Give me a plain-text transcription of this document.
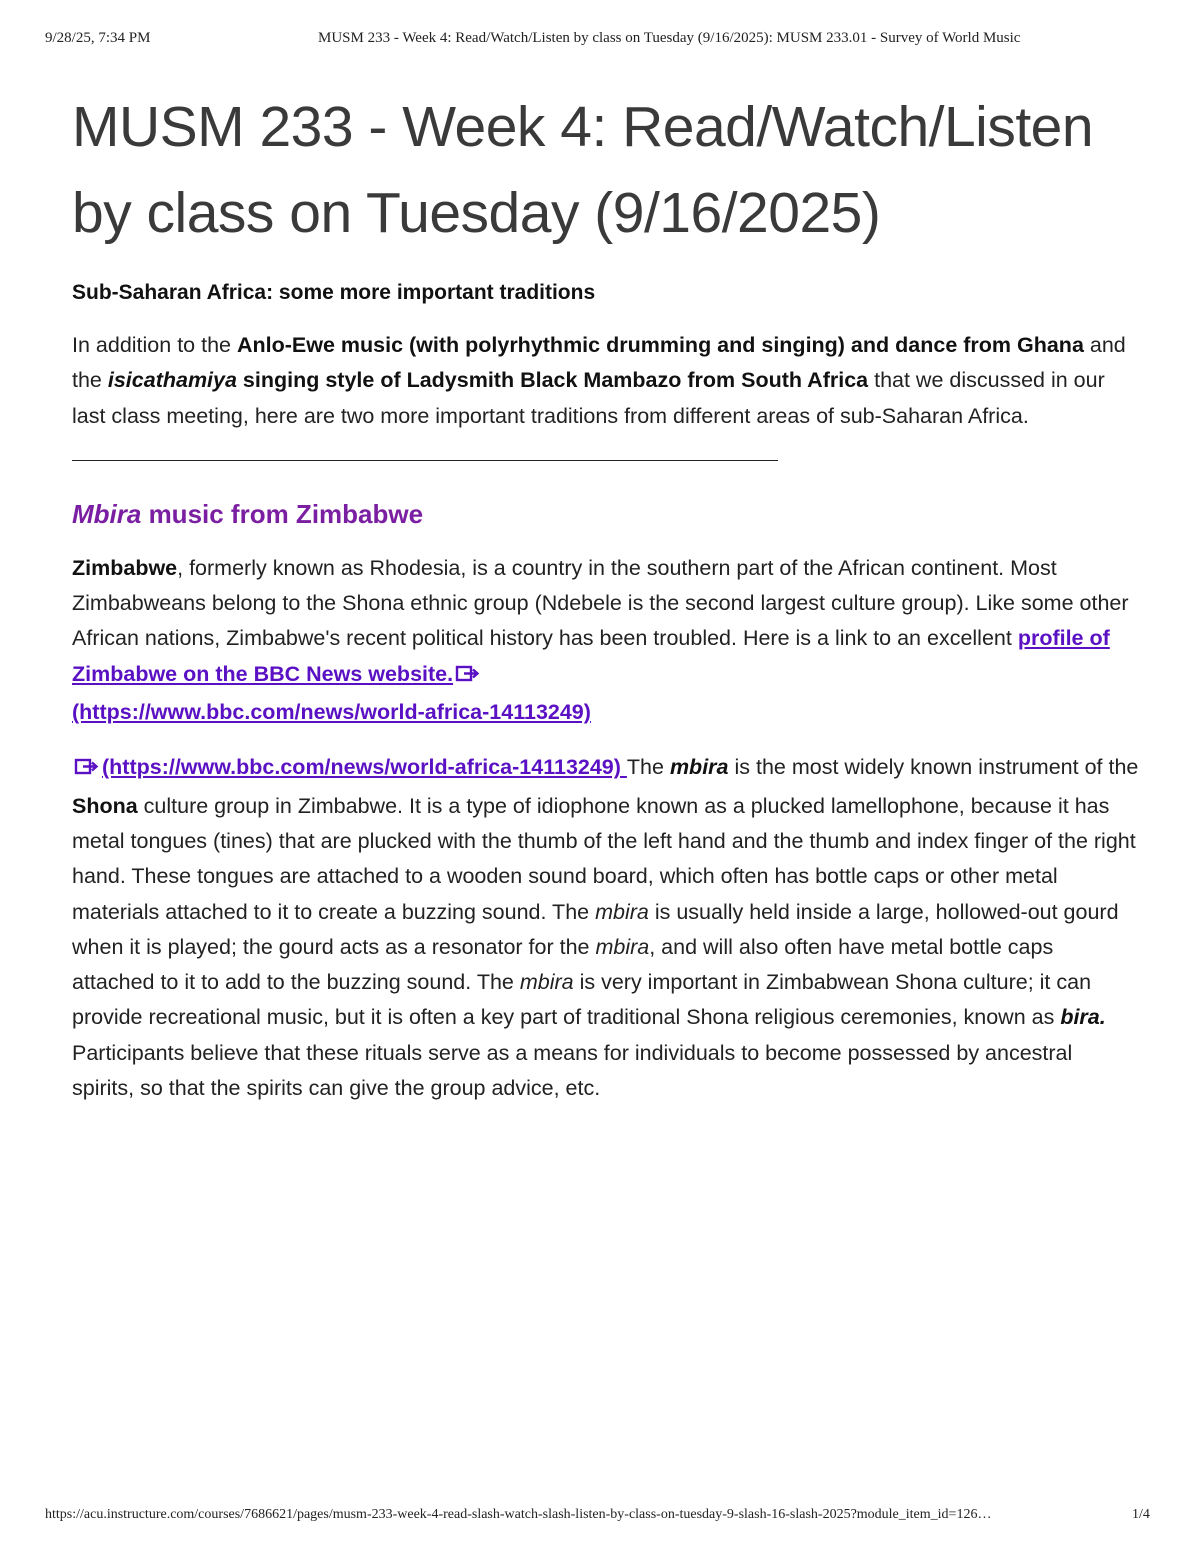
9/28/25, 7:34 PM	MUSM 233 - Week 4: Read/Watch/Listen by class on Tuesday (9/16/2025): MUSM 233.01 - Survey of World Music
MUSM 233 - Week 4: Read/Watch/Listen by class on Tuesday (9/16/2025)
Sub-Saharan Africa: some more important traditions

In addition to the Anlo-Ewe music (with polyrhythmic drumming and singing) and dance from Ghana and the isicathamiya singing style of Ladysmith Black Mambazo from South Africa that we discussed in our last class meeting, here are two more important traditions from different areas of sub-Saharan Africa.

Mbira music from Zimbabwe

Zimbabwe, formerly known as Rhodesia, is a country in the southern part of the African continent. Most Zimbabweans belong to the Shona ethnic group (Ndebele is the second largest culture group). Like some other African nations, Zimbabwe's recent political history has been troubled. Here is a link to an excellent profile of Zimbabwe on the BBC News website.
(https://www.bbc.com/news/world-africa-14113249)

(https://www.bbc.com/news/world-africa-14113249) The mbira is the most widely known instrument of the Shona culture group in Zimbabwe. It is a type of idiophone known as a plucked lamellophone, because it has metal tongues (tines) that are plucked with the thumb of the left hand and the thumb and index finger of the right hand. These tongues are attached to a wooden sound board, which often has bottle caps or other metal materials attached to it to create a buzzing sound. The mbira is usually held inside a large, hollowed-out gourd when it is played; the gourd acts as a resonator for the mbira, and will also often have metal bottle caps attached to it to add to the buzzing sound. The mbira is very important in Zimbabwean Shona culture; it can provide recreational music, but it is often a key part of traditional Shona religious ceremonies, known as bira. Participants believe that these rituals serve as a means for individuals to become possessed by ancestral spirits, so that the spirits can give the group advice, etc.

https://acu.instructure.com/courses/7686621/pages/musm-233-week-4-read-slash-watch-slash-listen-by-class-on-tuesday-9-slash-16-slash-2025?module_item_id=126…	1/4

-- AIM --
Omitting all images, print the listing exactly.

-- FULL SOLUTION --
Give me a plain-text transcription of this document.
9/28/25, 7:34 PM	MUSM 233 - Week 4: Read/Watch/Listen by class on Tuesday (9/16/2025): MUSM 233.01 - Survey of World Music
MUSM 233 - Week 4: Read/Watch/Listen by class on Tuesday (9/16/2025)
Sub-Saharan Africa: some more important traditions

In addition to the Anlo-Ewe music (with polyrhythmic drumming and singing) and dance from Ghana and the isicathamiya singing style of Ladysmith Black Mambazo from South Africa that we discussed in our last class meeting, here are two more important traditions from different areas of sub-Saharan Africa.

Mbira music from Zimbabwe

Zimbabwe, formerly known as Rhodesia, is a country in the southern part of the African continent. Most Zimbabweans belong to the Shona ethnic group (Ndebele is the second largest culture group). Like some other African nations, Zimbabwe's recent political history has been troubled. Here is a link to an excellent profile of Zimbabwe on the BBC News website.
(https://www.bbc.com/news/world-africa-14113249)

(https://www.bbc.com/news/world-africa-14113249) The mbira is the most widely known instrument of the Shona culture group in Zimbabwe. It is a type of idiophone known as a plucked lamellophone, because it has metal tongues (tines) that are plucked with the thumb of the left hand and the thumb and index finger of the right hand. These tongues are attached to a wooden sound board, which often has bottle caps or other metal materials attached to it to create a buzzing sound. The mbira is usually held inside a large, hollowed-out gourd when it is played; the gourd acts as a resonator for the mbira, and will also often have metal bottle caps attached to it to add to the buzzing sound. The mbira is very important in Zimbabwean Shona culture; it can provide recreational music, but it is often a key part of traditional Shona religious ceremonies, known as bira. Participants believe that these rituals serve as a means for individuals to become possessed by ancestral spirits, so that the spirits can give the group advice, etc.

https://acu.instructure.com/courses/7686621/pages/musm-233-week-4-read-slash-watch-slash-listen-by-class-on-tuesday-9-slash-16-slash-2025?module_item_id=126…	1/4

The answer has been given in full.